__Required work__
Find every line with the word "servicio". Copy those lines.

__Records supplied__
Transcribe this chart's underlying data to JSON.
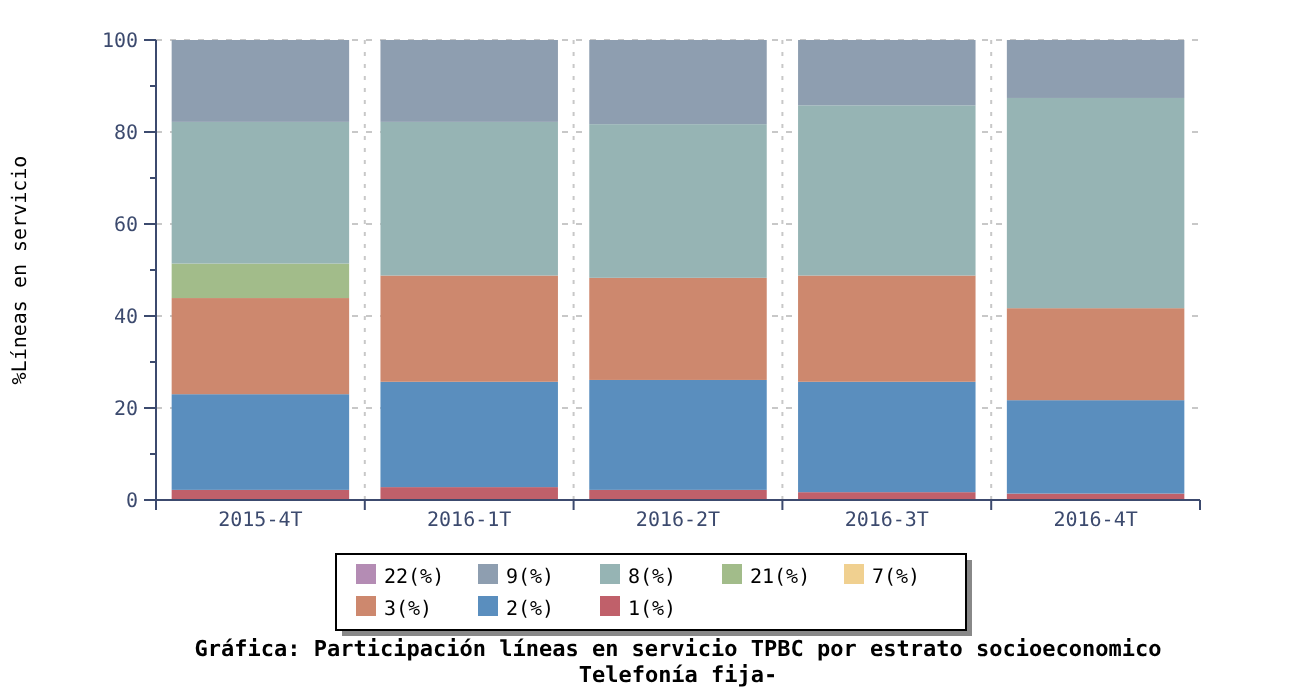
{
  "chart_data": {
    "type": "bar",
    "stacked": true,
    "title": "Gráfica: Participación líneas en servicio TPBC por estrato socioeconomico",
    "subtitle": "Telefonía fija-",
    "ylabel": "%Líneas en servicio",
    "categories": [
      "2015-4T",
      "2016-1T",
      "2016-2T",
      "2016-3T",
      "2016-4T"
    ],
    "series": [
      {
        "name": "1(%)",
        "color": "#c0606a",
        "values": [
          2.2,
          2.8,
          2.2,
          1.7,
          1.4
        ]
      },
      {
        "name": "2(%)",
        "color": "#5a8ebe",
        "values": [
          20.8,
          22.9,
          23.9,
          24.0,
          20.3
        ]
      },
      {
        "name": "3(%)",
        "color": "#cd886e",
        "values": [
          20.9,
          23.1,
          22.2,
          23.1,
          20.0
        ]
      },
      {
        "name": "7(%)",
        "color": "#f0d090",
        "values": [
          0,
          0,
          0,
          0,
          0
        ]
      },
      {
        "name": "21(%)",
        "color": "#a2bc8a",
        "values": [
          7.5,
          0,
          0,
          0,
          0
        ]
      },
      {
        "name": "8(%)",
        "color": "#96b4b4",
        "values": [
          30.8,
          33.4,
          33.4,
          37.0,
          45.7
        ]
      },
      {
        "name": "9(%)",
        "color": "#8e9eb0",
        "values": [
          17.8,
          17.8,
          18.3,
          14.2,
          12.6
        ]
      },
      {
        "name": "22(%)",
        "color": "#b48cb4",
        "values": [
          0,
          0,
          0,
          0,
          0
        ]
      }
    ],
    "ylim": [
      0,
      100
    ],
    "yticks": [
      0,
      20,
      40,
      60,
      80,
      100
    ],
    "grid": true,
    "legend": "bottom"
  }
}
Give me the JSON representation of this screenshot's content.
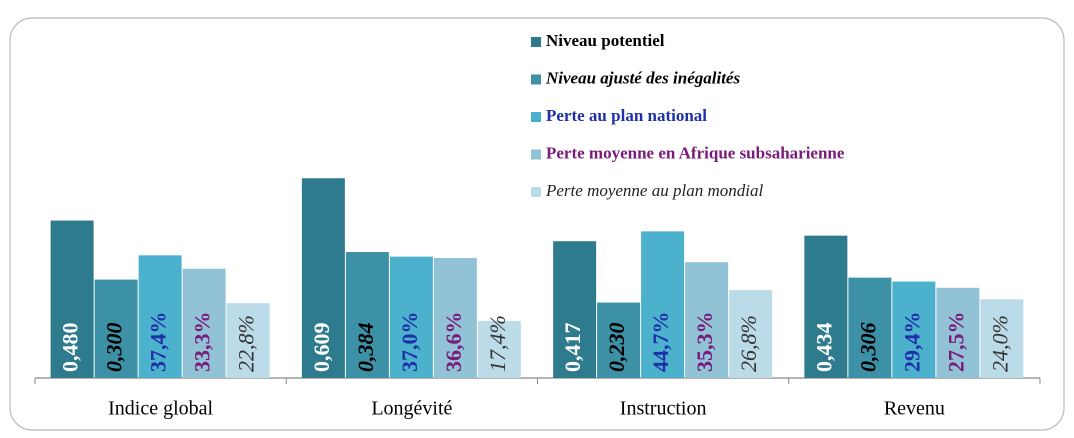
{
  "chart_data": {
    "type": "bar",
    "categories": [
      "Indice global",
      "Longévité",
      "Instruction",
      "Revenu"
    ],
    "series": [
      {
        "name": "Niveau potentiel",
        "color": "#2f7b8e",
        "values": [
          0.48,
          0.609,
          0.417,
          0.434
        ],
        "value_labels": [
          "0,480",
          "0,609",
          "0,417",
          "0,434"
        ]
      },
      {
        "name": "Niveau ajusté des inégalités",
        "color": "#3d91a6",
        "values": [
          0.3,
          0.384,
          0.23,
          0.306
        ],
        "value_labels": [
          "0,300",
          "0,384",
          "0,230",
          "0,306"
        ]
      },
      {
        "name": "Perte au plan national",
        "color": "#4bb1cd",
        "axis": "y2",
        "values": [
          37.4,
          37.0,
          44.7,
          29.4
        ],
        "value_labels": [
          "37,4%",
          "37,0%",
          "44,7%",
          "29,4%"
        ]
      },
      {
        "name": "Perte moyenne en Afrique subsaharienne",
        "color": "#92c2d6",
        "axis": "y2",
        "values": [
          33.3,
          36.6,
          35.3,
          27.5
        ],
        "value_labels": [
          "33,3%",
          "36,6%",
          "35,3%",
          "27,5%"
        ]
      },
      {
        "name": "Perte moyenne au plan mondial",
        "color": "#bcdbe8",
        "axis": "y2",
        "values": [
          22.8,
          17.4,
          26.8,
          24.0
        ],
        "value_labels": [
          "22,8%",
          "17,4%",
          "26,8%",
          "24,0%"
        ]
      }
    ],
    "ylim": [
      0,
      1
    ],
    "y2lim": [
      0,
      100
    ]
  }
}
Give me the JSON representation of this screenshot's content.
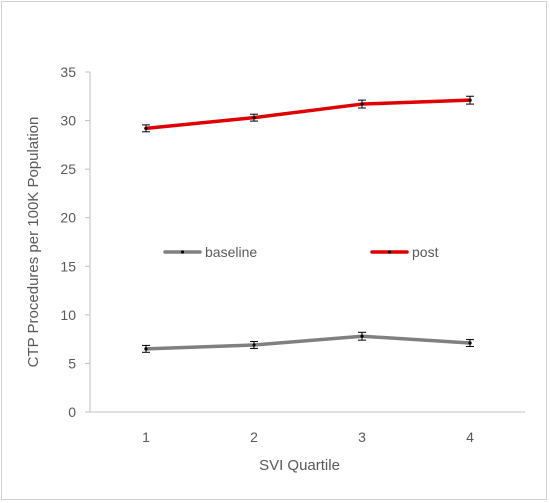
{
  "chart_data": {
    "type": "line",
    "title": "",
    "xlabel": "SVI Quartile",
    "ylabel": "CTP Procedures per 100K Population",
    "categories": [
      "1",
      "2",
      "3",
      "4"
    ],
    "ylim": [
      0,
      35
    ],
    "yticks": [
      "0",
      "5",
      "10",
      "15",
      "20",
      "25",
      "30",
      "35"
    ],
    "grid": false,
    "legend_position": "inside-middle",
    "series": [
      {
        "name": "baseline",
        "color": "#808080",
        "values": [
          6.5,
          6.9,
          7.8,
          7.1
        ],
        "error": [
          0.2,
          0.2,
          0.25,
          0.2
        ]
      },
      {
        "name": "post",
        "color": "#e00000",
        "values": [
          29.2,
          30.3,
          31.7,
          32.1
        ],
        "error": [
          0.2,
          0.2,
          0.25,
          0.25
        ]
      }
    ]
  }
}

__Reply to the task__
    "title": "Gráfica: Participación líneas en servicio TPBC por estrato socioeconomico",
    "ylabel": "%Líneas en servicio",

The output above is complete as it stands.